- [Dataset entries]
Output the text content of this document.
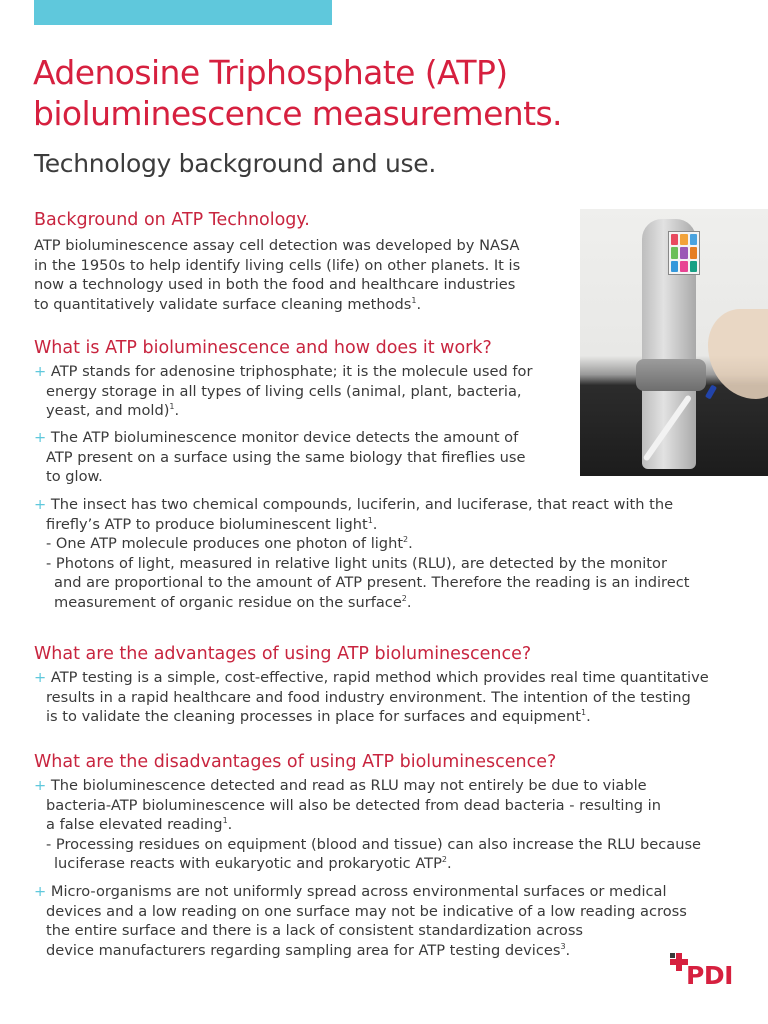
Adenosine Triphosphate (ATP)
bioluminescence measurements.
Technology background and use.
Background on ATP Technology.
ATP bioluminescence assay cell detection was developed by NASA
in the 1950s to help identify living cells (life) on other planets. It is
now a technology used in both the food and healthcare industries
to quantitatively validate surface cleaning methods$^1$.
What is ATP bioluminescence and how does it work?
+ ATP stands for adenosine triphosphate; it is the molecule used for
energy storage in all types of living cells (animal, plant, bacteria,
yeast, and mold)$^1$.
+ The ATP bioluminescence monitor device detects the amount of
ATP present on a surface using the same biology that fireflies use
to glow.
+ The insect has two chemical compounds, luciferin, and luciferase, that react with the
firefly’s ATP to produce bioluminescent light$^1$.
- One ATP molecule produces one photon of light$^2$.
- Photons of light, measured in relative light units (RLU), are detected by the monitor
and are proportional to the amount of ATP present. Therefore the reading is an indirect
measurement of organic residue on the surface$^2$.
What are the advantages of using ATP bioluminescence?
+ ATP testing is a simple, cost-effective, rapid method which provides real time quantitative
results in a rapid healthcare and food industry environment. The intention of the testing
is to validate the cleaning processes in place for surfaces and equipment$^1$.
What are the disadvantages of using ATP bioluminescence?
+ The bioluminescence detected and read as RLU may not entirely be due to viable
bacteria-ATP bioluminescence will also be detected from dead bacteria - resulting in
a false elevated reading$^1$.
- Processing residues on equipment (blood and tissue) can also increase the RLU because
luciferase reacts with eukaryotic and prokaryotic $ATP^2$.
+ Micro-organisms are not uniformly spread across environmental surfaces or medical
devices and a low reading on one surface may not be indicative of a low reading across
the entire surface and there is a lack of consistent standardization across
device manufacturers regarding sampling area for ATP testing devices$^3$.

PDI
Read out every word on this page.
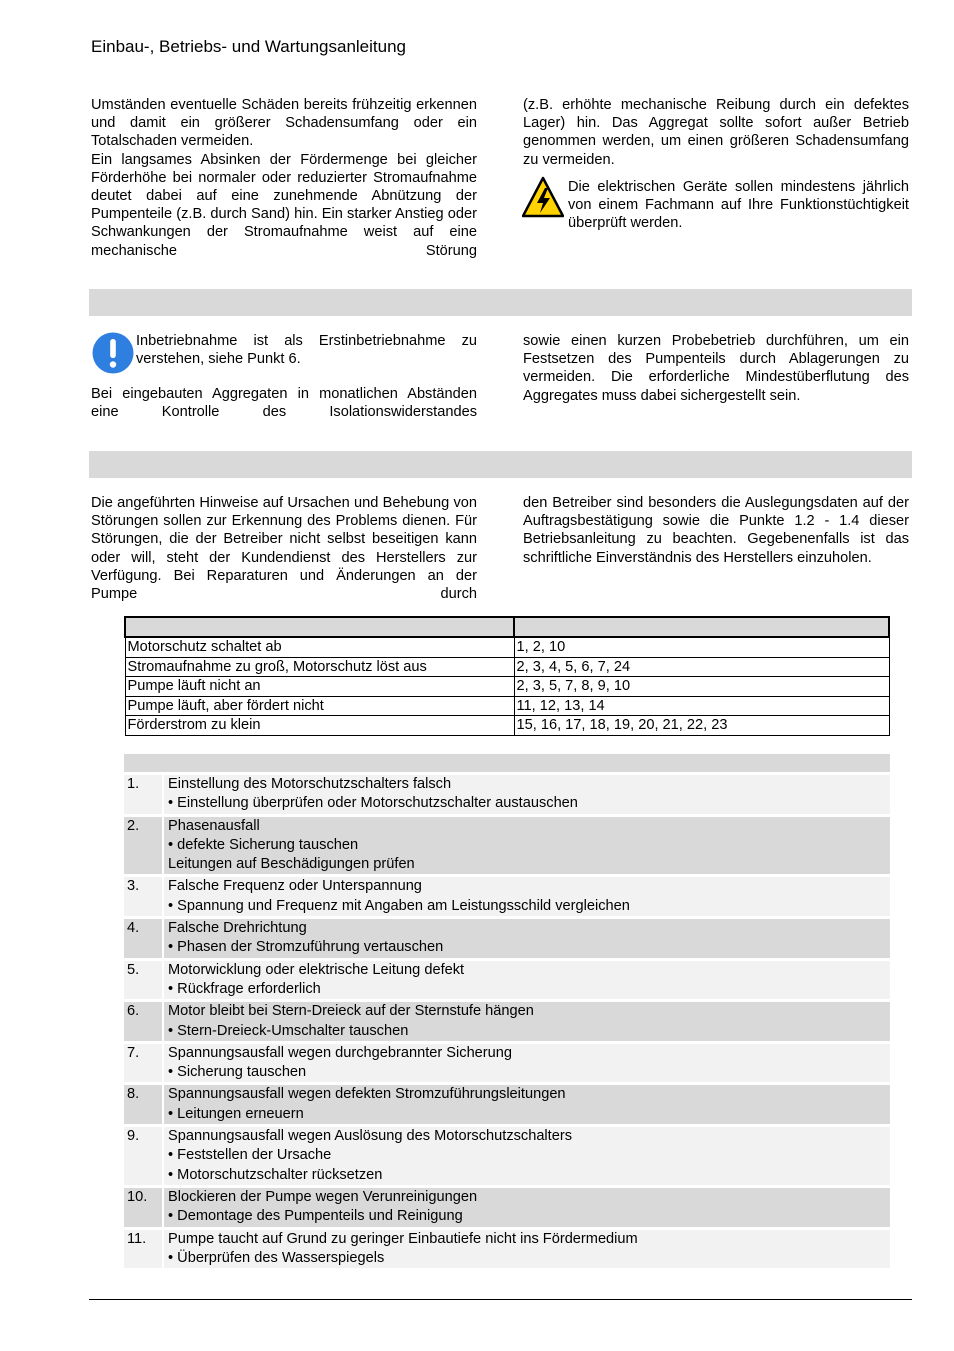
Einbau-, Betriebs- und Wartungsanleitung

Umständen eventuelle Schäden bereits frühzeitig erkennen und damit ein größerer Schadensumfang oder ein Totalschaden vermeiden.

Ein langsames Absinken der Fördermenge bei gleicher Förderhöhe bei normaler oder reduzierter Stromaufnahme deutet dabei auf eine zunehmende Abnützung der Pumpenteile (z.B. durch Sand) hin. Ein starker Anstieg oder Schwankungen der Stromaufnahme weist auf eine mechanische Störung

(z.B. erhöhte mechanische Reibung durch ein defektes Lager) hin. Das Aggregat sollte sofort außer Betrieb genommen werden, um einen größeren Schadensumfang zu vermeiden.

Die elektrischen Geräte sollen mindestens jährlich von einem Fachmann auf Ihre Funktionstüchtigkeit überprüft werden.

Inbetriebnahme ist als Erstinbetriebnahme zu verstehen, siehe Punkt 6.

Bei eingebauten Aggregaten in monatlichen Abständen eine Kontrolle des Isolationswiderstandes

sowie einen kurzen Probebetrieb durchführen, um ein Festsetzen des Pumpenteils durch Ablagerungen zu vermeiden. Die erforderliche Mindestüberflutung des Aggregates muss dabei sichergestellt sein.

Die angeführten Hinweise auf Ursachen und Behebung von Störungen sollen zur Erkennung des Problems dienen. Für Störungen, die der Betreiber nicht selbst beseitigen kann oder will, steht der Kundendienst des Herstellers zur Verfügung. Bei Reparaturen und Änderungen an der Pumpe durch

den Betreiber sind besonders die Auslegungsdaten auf der Auftragsbestätigung sowie die Punkte 1.2 - 1.4 dieser Betriebsanleitung zu beachten. Gegebenenfalls ist das schriftliche Einverständnis des Herstellers einzuholen.

Motorschutz schaltet ab	1, 2, 10
Stromaufnahme zu groß, Motorschutz löst aus	2, 3, 4, 5, 6, 7, 24
Pumpe läuft nicht an	2, 3, 5, 7, 8, 9, 10
Pumpe läuft, aber fördert nicht	11, 12, 13, 14
Förderstrom zu klein	15, 16, 17, 18, 19, 20, 21, 22, 23
1.	Einstellung des Motorschutzschalters falsch
• Einstellung überprüfen oder Motorschutzschalter austauschen
2.	Phasenausfall
• defekte Sicherung tauschen
Leitungen auf Beschädigungen prüfen
3.	Falsche Frequenz oder Unterspannung
• Spannung und Frequenz mit Angaben am Leistungsschild vergleichen
4.	Falsche Drehrichtung
• Phasen der Stromzuführung vertauschen
5.	Motorwicklung oder elektrische Leitung defekt
• Rückfrage erforderlich
6.	Motor bleibt bei Stern-Dreieck auf der Sternstufe hängen
• Stern-Dreieck-Umschalter tauschen
7.	Spannungsausfall wegen durchgebrannter Sicherung
• Sicherung tauschen
8.	Spannungsausfall wegen defekten Stromzuführungsleitungen
• Leitungen erneuern
9.	Spannungsausfall wegen Auslösung des Motorschutzschalters
• Feststellen der Ursache
• Motorschutzschalter rücksetzen
10.	Blockieren der Pumpe wegen Verunreinigungen
• Demontage des Pumpenteils und Reinigung
11.	Pumpe taucht auf Grund zu geringer Einbautiefe nicht ins Fördermedium
• Überprüfen des Wasserspiegels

- [Your assignment]
Search the records above for the string "amount". Copy every line that contains it.

- [Result]
+ The ATP bioluminescence monitor device detects the amount of
and are proportional to the amount of ATP present. Therefore the reading is an indirect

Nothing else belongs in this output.